§ The problem: Put the data below into a numbered list, leaving out any blank lines.

Start of Dataset content

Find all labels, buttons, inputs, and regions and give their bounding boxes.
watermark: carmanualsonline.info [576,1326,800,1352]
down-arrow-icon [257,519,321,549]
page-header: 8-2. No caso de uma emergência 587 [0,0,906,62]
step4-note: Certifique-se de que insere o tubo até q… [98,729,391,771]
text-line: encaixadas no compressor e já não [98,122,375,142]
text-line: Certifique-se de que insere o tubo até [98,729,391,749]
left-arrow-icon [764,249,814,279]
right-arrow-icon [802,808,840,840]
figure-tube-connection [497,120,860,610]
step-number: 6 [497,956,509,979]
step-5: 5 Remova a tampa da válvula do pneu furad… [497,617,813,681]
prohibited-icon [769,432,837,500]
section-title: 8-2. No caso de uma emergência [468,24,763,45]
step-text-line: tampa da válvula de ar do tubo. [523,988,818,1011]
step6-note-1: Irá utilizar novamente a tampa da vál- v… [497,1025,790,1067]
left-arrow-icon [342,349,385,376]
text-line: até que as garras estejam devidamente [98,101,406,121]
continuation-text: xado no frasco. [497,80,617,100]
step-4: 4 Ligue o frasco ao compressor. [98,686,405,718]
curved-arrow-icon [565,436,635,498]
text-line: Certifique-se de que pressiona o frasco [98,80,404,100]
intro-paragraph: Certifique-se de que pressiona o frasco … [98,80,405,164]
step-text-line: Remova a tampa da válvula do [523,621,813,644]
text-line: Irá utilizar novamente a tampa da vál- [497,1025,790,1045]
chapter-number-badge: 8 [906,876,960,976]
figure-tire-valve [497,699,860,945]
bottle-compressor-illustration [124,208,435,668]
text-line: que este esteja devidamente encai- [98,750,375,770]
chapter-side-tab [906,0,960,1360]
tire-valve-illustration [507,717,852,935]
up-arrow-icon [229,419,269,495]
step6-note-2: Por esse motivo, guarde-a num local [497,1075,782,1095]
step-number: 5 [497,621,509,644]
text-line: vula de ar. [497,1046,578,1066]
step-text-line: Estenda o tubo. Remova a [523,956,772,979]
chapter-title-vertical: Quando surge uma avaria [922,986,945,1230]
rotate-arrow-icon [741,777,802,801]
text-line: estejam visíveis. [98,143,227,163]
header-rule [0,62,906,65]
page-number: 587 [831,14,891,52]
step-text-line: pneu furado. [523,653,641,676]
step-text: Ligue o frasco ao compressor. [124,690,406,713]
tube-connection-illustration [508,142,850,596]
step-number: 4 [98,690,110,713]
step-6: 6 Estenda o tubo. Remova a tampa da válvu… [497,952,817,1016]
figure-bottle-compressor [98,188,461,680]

End of Dataset content

§ The answer:
1. Find all labels, buttons, inputs, and regions and give their bounding boxes.
2. watermark: carmanualsonline.info [576,1326,800,1352]
3. down-arrow-icon [257,519,321,549]
4. page-header: 8-2. No caso de uma emergência 587 [0,0,906,62]
5. step4-note: Certifique-se de que insere o tubo até q… [98,729,391,771]
6. text-line: encaixadas no compressor e já não [98,122,375,142]
7. text-line: Certifique-se de que insere o tubo até [98,729,391,749]
8. left-arrow-icon [764,249,814,279]
9. right-arrow-icon [802,808,840,840]
10. figure-tube-connection [497,120,860,610]
11. step-number: 6 [497,956,509,979]
12. step-5: 5 Remova a tampa da válvula do pneu furad… [497,617,813,681]
13. prohibited-icon [769,432,837,500]
14. section-title: 8-2. No caso de uma emergência [468,24,763,45]
15. step-text-line: tampa da válvula de ar do tubo. [523,988,818,1011]
16. step6-note-1: Irá utilizar novamente a tampa da vál- v… [497,1025,790,1067]
17. left-arrow-icon [342,349,385,376]
18. text-line: até que as garras estejam devidamente [98,101,406,121]
19. continuation-text: xado no frasco. [497,80,617,100]
20. step-4: 4 Ligue o frasco ao compressor. [98,686,405,718]
21. curved-arrow-icon [565,436,635,498]
22. text-line: Certifique-se de que pressiona o frasco [98,80,404,100]
23. intro-paragraph: Certifique-se de que pressiona o frasco … [98,80,405,164]
24. step-text-line: Remova a tampa da válvula do [523,621,813,644]
25. text-line: Irá utilizar novamente a tampa da vál- [497,1025,790,1045]
26. chapter-number-badge: 8 [906,876,960,976]
27. figure-tire-valve [497,699,860,945]
28. bottle-compressor-illustration [124,208,435,668]
29. text-line: que este esteja devidamente encai- [98,750,375,770]
30. chapter-side-tab [906,0,960,1360]
31. tire-valve-illustration [507,717,852,935]
32. up-arrow-icon [229,419,269,495]
33. step6-note-2: Por esse motivo, guarde-a num local [497,1075,782,1095]
34. step-number: 5 [497,621,509,644]
35. text-line: vula de ar. [497,1046,578,1066]
36. step-text-line: Estenda o tubo. Remova a [523,956,772,979]
37. chapter-title-vertical: Quando surge uma avaria [922,986,945,1230]
38. rotate-arrow-icon [741,777,802,801]
39. text-line: estejam visíveis. [98,143,227,163]
40. header-rule [0,62,906,65]
41. page-number: 587 [831,14,891,52]
42. step-text-line: pneu furado. [523,653,641,676]
43. step-text: Ligue o frasco ao compressor. [124,690,406,713]
44. tube-connection-illustration [508,142,850,596]
45. step-number: 4 [98,690,110,713]
46. step-6: 6 Estenda o tubo. Remova a tampa da válvu… [497,952,817,1016]
47. figure-bottle-compressor [98,188,461,680]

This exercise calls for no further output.